__Your objective__.
Each entry needs to be restated exactly as written.
* start *
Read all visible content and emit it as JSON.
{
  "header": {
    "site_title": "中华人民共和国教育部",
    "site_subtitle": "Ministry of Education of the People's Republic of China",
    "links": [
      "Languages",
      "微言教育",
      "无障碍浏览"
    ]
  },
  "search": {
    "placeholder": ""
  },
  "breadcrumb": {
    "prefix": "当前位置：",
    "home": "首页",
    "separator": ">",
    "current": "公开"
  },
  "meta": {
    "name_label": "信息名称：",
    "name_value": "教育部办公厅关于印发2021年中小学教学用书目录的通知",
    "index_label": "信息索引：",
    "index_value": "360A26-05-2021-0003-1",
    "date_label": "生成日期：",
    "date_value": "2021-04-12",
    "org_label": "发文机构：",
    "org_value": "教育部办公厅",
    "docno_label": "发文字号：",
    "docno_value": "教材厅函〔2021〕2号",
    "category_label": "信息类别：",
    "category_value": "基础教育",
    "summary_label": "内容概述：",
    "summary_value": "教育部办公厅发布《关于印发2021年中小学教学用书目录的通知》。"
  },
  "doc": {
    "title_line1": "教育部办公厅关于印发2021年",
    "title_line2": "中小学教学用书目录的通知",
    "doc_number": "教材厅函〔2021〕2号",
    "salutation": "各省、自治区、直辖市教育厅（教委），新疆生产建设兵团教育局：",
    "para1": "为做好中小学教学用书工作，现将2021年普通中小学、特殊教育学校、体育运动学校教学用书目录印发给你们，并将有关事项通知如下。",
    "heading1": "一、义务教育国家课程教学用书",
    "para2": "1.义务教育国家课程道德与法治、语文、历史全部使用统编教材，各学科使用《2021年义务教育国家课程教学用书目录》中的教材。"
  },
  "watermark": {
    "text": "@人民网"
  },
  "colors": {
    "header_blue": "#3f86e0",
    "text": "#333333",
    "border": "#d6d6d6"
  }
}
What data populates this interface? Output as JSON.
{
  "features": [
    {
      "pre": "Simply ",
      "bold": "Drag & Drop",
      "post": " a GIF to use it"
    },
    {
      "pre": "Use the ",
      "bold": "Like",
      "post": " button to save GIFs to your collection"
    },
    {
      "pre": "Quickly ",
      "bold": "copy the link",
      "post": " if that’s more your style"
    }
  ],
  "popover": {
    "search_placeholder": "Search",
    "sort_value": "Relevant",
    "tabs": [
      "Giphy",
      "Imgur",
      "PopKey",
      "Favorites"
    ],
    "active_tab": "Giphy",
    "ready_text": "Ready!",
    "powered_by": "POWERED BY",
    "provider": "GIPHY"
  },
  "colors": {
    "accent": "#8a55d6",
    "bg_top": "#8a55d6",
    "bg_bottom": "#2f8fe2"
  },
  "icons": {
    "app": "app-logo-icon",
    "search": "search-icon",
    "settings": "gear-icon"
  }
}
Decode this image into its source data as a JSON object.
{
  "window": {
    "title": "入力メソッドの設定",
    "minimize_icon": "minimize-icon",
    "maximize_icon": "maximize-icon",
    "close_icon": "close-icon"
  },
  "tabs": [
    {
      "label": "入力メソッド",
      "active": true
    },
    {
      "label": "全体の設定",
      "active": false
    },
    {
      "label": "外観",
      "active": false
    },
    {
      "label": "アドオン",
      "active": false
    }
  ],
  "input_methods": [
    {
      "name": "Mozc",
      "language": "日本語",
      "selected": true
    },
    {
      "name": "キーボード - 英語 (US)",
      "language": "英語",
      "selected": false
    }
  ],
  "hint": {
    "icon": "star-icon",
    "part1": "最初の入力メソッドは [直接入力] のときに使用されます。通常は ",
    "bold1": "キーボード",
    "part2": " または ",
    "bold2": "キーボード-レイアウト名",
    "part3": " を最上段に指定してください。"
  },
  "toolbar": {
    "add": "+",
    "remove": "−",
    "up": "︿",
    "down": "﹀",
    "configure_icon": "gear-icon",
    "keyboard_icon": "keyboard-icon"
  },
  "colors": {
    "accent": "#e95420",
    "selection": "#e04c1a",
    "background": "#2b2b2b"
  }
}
* end *
__Answer to this problem__.
Read all visible content and emit it as JSON.
{
  "header": {
    "site_title": "中华人民共和国教育部",
    "site_subtitle": "Ministry of Education of the People's Republic of China",
    "links": [
      "Languages",
      "微言教育",
      "无障碍浏览"
    ]
  },
  "search": {
    "placeholder": ""
  },
  "breadcrumb": {
    "prefix": "当前位置：",
    "home": "首页",
    "separator": ">",
    "current": "公开"
  },
  "meta": {
    "name_label": "信息名称：",
    "name_value": "教育部办公厅关于印发2021年中小学教学用书目录的通知",
    "index_label": "信息索引：",
    "index_value": "360A26-05-2021-0003-1",
    "date_label": "生成日期：",
    "date_value": "2021-04-12",
    "org_label": "发文机构：",
    "org_value": "教育部办公厅",
    "docno_label": "发文字号：",
    "docno_value": "教材厅函〔2021〕2号",
    "category_label": "信息类别：",
    "category_value": "基础教育",
    "summary_label": "内容概述：",
    "summary_value": "教育部办公厅发布《关于印发2021年中小学教学用书目录的通知》。"
  },
  "doc": {
    "title_line1": "教育部办公厅关于印发2021年",
    "title_line2": "中小学教学用书目录的通知",
    "doc_number": "教材厅函〔2021〕2号",
    "salutation": "各省、自治区、直辖市教育厅（教委），新疆生产建设兵团教育局：",
    "para1": "为做好中小学教学用书工作，现将2021年普通中小学、特殊教育学校、体育运动学校教学用书目录印发给你们，并将有关事项通知如下。",
    "heading1": "一、义务教育国家课程教学用书",
    "para2": "1.义务教育国家课程道德与法治、语文、历史全部使用统编教材，各学科使用《2021年义务教育国家课程教学用书目录》中的教材。"
  },
  "watermark": {
    "text": "@人民网"
  },
  "colors": {
    "header_blue": "#3f86e0",
    "text": "#333333",
    "border": "#d6d6d6"
  }
}
What data populates this interface? Output as JSON.
{
  "features": [
    {
      "pre": "Simply ",
      "bold": "Drag & Drop",
      "post": " a GIF to use it"
    },
    {
      "pre": "Use the ",
      "bold": "Like",
      "post": " button to save GIFs to your collection"
    },
    {
      "pre": "Quickly ",
      "bold": "copy the link",
      "post": " if that’s more your style"
    }
  ],
  "popover": {
    "search_placeholder": "Search",
    "sort_value": "Relevant",
    "tabs": [
      "Giphy",
      "Imgur",
      "PopKey",
      "Favorites"
    ],
    "active_tab": "Giphy",
    "ready_text": "Ready!",
    "powered_by": "POWERED BY",
    "provider": "GIPHY"
  },
  "colors": {
    "accent": "#8a55d6",
    "bg_top": "#8a55d6",
    "bg_bottom": "#2f8fe2"
  },
  "icons": {
    "app": "app-logo-icon",
    "search": "search-icon",
    "settings": "gear-icon"
  }
}
Decode this image into its source data as a JSON object.
{
  "window": {
    "title": "入力メソッドの設定",
    "minimize_icon": "minimize-icon",
    "maximize_icon": "maximize-icon",
    "close_icon": "close-icon"
  },
  "tabs": [
    {
      "label": "入力メソッド",
      "active": true
    },
    {
      "label": "全体の設定",
      "active": false
    },
    {
      "label": "外観",
      "active": false
    },
    {
      "label": "アドオン",
      "active": false
    }
  ],
  "input_methods": [
    {
      "name": "Mozc",
      "language": "日本語",
      "selected": true
    },
    {
      "name": "キーボード - 英語 (US)",
      "language": "英語",
      "selected": false
    }
  ],
  "hint": {
    "icon": "star-icon",
    "part1": "最初の入力メソッドは [直接入力] のときに使用されます。通常は ",
    "bold1": "キーボード",
    "part2": " または ",
    "bold2": "キーボード-レイアウト名",
    "part3": " を最上段に指定してください。"
  },
  "toolbar": {
    "add": "+",
    "remove": "−",
    "up": "︿",
    "down": "﹀",
    "configure_icon": "gear-icon",
    "keyboard_icon": "keyboard-icon"
  },
  "colors": {
    "accent": "#e95420",
    "selection": "#e04c1a",
    "background": "#2b2b2b"
  }
}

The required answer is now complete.